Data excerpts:
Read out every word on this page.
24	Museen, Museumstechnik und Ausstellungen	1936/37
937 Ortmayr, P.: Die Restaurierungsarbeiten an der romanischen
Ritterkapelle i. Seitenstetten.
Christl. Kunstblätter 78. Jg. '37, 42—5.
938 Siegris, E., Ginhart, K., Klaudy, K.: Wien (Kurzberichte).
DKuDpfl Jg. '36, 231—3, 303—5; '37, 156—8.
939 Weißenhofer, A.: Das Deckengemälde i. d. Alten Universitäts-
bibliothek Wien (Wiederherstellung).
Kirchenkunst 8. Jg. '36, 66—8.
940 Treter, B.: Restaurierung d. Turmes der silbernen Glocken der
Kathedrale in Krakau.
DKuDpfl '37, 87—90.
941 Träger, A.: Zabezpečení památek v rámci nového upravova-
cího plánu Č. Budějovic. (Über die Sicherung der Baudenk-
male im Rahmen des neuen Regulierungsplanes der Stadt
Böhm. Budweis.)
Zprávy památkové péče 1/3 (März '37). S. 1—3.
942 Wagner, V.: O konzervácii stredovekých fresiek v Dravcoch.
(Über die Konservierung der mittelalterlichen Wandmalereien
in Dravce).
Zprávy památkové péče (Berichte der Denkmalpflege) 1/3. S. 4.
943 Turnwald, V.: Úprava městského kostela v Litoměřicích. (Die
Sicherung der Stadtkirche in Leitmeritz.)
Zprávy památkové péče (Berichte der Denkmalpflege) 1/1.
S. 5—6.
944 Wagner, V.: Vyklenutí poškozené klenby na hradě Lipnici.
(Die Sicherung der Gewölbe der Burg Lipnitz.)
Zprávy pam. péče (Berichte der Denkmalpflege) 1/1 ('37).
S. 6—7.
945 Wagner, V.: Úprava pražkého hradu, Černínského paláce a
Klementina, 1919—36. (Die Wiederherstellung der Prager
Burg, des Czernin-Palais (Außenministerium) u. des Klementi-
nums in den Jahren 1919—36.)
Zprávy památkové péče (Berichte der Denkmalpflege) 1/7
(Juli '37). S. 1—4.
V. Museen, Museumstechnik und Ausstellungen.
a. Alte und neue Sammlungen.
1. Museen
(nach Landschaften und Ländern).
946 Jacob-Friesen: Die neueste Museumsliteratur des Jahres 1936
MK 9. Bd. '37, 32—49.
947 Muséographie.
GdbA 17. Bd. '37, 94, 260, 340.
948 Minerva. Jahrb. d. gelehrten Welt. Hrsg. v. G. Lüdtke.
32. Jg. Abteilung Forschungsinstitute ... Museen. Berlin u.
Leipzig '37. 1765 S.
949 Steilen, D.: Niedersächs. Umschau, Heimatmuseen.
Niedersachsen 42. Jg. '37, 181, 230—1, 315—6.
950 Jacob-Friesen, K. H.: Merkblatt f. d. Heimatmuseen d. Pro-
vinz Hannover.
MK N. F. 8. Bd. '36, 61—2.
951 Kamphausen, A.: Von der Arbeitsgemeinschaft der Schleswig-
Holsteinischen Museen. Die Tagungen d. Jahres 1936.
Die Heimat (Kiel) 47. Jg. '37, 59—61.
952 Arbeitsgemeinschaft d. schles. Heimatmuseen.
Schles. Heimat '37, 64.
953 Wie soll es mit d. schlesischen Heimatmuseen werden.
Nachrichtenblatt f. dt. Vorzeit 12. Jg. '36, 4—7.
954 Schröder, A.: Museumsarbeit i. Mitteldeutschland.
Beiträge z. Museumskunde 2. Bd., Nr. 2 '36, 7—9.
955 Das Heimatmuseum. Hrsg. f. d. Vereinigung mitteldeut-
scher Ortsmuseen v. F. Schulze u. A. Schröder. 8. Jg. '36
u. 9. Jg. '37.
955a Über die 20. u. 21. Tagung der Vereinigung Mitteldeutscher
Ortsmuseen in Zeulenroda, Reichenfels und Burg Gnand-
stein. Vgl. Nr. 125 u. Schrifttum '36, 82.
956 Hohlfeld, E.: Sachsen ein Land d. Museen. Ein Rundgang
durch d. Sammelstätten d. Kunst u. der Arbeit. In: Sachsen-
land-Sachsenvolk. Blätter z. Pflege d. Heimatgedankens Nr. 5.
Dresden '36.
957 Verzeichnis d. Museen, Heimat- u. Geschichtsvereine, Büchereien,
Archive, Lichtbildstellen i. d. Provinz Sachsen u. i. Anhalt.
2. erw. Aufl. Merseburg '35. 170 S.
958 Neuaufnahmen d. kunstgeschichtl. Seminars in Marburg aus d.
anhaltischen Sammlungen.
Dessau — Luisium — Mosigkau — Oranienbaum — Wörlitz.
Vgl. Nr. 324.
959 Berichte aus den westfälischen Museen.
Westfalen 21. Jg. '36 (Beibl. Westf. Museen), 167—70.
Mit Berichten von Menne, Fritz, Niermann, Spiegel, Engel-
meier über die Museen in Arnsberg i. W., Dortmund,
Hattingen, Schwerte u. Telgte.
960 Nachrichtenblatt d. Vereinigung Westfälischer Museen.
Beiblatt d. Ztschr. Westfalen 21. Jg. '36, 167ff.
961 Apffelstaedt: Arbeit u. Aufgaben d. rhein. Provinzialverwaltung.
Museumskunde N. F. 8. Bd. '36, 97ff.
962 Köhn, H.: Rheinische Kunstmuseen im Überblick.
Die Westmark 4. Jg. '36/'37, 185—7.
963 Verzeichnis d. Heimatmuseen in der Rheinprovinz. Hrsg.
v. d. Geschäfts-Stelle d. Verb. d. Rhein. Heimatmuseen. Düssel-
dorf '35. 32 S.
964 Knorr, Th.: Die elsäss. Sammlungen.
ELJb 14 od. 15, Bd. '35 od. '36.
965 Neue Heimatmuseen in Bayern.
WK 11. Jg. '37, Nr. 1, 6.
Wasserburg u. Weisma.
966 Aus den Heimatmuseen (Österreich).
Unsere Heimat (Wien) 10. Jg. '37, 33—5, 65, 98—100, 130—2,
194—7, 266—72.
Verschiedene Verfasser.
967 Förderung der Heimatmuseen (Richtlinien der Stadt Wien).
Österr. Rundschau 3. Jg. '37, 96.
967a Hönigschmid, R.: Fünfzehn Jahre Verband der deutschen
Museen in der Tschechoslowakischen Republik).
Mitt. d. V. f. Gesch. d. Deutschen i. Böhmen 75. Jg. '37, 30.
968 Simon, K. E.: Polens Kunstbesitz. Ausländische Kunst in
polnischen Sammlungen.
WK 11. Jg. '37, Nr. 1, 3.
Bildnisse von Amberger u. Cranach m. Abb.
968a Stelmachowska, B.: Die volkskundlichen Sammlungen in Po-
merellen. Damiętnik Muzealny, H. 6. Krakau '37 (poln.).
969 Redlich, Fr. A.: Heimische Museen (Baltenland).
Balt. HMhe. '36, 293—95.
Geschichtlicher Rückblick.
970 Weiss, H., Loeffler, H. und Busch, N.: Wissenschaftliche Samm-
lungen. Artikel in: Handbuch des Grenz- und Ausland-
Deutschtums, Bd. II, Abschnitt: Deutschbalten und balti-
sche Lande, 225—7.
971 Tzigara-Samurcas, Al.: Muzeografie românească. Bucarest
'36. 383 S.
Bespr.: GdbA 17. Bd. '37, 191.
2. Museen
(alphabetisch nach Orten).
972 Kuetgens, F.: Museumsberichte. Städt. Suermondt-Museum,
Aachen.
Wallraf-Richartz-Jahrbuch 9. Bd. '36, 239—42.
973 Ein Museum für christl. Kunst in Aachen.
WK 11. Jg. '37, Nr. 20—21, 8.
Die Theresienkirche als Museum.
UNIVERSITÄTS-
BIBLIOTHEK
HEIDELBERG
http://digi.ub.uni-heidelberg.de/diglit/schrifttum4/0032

Written instruction
Find every line that holds "Denkmalpflege" and copy it.

The output
Zprávy památkové péče (Berichte der Denkmalpflege) 1/3. S. 4.
Zprávy památkové péče (Berichte der Denkmalpflege) 1/1.
Zprávy pam. péče (Berichte der Denkmalpflege) 1/1 ('37).
Zprávy památkové péče (Berichte der Denkmalpflege) 1/7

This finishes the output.